ROWS —

-- -- --

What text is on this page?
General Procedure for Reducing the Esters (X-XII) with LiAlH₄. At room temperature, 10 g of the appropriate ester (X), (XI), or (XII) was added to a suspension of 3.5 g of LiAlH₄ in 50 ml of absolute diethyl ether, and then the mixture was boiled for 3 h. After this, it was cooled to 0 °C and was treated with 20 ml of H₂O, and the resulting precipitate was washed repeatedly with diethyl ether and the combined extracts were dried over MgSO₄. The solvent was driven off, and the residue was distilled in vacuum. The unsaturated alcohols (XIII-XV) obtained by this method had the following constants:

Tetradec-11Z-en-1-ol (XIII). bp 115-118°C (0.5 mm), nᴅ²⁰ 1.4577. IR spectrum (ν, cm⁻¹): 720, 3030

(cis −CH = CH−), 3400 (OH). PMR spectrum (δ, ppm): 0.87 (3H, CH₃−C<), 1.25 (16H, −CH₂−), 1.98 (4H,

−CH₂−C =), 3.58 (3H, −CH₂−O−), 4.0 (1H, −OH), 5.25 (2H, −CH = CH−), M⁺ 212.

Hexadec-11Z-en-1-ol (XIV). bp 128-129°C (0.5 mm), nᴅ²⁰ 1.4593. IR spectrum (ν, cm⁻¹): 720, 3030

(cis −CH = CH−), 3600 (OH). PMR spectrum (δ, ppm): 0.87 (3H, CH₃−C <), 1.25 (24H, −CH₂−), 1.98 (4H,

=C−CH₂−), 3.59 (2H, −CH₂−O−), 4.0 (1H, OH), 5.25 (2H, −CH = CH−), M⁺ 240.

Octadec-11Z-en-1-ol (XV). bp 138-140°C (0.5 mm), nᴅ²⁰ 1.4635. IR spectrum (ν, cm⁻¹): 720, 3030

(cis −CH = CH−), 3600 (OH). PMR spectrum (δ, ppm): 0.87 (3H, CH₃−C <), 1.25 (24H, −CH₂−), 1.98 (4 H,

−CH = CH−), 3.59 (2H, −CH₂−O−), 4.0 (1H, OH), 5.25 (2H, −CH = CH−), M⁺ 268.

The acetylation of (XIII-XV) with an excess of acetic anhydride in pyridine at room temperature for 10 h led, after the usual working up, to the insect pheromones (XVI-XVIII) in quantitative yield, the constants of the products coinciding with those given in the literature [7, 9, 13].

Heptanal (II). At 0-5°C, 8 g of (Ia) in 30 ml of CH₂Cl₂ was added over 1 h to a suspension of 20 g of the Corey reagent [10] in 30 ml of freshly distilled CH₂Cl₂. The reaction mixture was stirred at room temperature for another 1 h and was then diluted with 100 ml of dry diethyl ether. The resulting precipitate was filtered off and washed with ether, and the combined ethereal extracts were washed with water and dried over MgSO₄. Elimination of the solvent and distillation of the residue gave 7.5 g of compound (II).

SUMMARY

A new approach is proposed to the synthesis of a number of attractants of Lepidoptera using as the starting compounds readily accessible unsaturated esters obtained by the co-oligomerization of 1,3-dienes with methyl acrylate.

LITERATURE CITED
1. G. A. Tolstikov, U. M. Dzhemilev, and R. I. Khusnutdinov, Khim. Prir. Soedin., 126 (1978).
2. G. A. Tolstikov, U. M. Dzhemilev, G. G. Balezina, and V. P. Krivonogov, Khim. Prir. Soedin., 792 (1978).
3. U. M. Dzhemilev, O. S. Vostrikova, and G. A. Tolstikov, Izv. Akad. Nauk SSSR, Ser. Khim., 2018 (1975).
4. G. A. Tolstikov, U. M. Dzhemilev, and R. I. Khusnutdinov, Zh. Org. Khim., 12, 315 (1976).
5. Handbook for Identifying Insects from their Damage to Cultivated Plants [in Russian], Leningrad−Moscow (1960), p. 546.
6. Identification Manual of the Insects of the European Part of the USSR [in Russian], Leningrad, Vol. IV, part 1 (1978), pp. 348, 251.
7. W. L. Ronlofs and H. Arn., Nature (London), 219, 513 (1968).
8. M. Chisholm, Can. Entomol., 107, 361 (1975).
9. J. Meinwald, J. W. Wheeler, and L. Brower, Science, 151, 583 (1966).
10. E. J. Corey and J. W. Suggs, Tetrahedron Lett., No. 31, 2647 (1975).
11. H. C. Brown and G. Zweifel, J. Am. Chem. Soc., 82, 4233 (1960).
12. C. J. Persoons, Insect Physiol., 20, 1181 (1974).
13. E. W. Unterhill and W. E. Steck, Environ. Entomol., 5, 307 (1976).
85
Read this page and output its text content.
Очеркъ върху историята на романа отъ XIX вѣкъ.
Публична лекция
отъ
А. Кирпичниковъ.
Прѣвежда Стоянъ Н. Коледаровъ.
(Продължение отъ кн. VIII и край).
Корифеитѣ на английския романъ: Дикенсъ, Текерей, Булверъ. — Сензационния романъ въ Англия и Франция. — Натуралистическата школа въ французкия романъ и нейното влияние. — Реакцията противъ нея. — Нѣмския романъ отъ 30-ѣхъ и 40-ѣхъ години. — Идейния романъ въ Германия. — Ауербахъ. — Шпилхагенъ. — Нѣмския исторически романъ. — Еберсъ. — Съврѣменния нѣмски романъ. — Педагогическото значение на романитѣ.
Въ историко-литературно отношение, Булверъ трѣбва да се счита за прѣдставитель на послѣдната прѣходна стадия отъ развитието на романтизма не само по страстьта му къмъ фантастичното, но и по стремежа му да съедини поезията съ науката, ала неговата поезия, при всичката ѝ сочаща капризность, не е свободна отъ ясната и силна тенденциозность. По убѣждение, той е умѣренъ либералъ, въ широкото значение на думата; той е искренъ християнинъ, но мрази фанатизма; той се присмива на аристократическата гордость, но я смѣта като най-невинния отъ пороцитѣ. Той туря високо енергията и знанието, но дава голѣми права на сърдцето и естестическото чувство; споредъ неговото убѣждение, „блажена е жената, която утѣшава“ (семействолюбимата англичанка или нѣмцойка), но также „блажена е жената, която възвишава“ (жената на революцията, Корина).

-- -- --

Look above for lines with the word "Булверъ" and copy them all.

Корифеитѣ на английския романъ: Дикенсъ, Текерей, Булверъ. — Сензационния романъ въ Англия и Франция. — Натуралистическата школа въ французкия романъ и нейното влияние. — Реакцията противъ нея. — Нѣмския романъ отъ 30-ѣхъ и 40-ѣхъ години. — Идейния романъ въ Германия. — Ауербахъ. — Шпилхагенъ. — Нѣмския исторически романъ. — Еберсъ. — Съврѣменния нѣмски романъ. — Педагогическото значение на романитѣ.
Въ историко-литературно отношение, Булверъ трѣбва да се счита за прѣдставитель на послѣдната прѣходна стадия отъ развитието на романтизма не само по страстьта му къмъ фантастичното, но и по стремежа му да съедини поезията съ науката, ала неговата поезия, при всичката ѝ сочаща капризность, не е свободна отъ ясната и силна тенденциозность. По убѣждение, той е умѣренъ либералъ, въ широкото значение на думата; той е искренъ християнинъ, но мрази фанатизма; той се присмива на аристократическата гордость, но я смѣта като най-невинния отъ пороцитѣ. Той туря високо енергията и знанието, но дава голѣми права на сърдцето и естестическото чувство; споредъ неговото убѣждение, „блажена е жената, която утѣшава“ (семействолюбимата англичанка или нѣмцойка), но также „блажена е жената, която възвишава“ (жената на революцията, Корина).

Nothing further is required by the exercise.